**WORK INSTRUCTIONS**
Report the count of lines that carry the string "name", and add nothing.

**RECORD EXCERPTS**
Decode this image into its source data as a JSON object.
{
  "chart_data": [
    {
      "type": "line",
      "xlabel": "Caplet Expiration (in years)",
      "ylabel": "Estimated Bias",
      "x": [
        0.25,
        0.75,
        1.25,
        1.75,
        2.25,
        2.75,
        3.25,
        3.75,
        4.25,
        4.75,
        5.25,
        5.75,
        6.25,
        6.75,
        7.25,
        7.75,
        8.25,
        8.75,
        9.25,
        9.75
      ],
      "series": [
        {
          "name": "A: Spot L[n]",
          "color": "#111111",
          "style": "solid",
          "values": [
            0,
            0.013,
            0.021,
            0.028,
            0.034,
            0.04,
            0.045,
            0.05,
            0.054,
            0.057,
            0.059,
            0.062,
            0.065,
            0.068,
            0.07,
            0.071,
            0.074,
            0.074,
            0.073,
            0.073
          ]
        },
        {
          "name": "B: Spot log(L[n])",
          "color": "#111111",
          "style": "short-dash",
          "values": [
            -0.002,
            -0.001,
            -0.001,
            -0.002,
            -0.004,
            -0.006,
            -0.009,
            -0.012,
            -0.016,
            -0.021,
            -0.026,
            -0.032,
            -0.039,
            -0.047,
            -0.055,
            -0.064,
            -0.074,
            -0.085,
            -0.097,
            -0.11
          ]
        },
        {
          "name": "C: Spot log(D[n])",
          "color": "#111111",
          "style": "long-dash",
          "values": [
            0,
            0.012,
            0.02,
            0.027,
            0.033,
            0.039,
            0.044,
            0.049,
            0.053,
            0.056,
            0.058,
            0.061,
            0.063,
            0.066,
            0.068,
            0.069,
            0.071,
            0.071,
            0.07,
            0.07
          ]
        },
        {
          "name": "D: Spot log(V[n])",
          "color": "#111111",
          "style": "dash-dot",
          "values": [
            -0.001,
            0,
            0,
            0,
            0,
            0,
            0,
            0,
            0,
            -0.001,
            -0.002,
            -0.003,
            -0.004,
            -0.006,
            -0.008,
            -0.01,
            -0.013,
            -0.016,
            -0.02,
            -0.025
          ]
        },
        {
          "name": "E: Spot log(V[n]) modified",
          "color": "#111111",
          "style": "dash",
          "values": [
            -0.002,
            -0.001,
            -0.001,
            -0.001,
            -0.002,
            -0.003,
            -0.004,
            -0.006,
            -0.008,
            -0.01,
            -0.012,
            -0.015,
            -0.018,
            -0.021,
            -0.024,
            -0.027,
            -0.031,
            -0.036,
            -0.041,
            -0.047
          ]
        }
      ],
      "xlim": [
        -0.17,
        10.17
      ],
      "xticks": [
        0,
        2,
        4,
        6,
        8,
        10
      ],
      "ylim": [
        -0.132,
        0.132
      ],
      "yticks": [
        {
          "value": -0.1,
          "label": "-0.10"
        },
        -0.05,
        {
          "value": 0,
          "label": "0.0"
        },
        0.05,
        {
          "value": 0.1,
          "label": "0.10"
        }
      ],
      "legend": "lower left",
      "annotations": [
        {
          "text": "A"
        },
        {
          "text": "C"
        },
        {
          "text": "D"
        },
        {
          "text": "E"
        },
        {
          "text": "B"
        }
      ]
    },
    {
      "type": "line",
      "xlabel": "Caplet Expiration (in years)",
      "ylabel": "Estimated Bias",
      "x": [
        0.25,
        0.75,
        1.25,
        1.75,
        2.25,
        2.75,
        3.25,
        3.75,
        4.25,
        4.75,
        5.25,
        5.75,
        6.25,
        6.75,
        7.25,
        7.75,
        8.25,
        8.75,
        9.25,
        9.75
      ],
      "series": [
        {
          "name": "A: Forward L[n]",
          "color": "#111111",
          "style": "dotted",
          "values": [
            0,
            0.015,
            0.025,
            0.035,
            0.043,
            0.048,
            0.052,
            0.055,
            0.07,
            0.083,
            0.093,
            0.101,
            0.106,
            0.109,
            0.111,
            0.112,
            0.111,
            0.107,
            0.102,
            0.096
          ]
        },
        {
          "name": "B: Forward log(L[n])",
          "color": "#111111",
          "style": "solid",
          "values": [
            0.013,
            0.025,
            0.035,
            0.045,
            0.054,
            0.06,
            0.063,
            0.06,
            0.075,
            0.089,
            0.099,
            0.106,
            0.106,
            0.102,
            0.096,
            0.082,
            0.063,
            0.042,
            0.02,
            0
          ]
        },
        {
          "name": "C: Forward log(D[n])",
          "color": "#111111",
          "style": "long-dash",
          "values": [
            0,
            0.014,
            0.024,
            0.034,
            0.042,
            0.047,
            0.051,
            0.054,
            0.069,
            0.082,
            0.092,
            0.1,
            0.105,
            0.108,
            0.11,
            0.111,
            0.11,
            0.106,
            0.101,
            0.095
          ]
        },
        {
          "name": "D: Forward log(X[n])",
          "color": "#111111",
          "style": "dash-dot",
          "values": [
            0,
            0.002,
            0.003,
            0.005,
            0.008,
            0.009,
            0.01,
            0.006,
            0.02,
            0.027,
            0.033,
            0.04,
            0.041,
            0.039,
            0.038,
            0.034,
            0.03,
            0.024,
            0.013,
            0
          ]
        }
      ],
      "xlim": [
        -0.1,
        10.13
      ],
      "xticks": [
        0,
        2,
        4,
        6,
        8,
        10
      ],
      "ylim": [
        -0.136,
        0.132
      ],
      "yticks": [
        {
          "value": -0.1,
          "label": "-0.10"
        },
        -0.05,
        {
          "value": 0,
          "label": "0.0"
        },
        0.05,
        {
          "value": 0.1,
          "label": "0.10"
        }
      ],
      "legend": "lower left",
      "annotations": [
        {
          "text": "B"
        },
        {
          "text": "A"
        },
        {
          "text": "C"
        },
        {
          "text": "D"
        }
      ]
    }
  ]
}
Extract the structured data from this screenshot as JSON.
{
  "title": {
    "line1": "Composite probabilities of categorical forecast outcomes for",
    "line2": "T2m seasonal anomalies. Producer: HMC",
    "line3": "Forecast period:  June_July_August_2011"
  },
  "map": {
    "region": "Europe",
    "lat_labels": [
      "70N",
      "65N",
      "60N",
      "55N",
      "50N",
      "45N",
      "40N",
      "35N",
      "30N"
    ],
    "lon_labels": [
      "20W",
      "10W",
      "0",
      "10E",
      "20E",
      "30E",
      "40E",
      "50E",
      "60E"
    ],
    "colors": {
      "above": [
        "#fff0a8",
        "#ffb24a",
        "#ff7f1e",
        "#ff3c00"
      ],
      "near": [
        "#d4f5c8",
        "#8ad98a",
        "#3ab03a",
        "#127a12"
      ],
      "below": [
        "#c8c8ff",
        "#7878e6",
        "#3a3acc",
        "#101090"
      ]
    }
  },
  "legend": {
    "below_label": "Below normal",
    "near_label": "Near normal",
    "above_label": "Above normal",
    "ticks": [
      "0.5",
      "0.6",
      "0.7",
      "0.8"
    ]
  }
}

**TASK RESULT**
9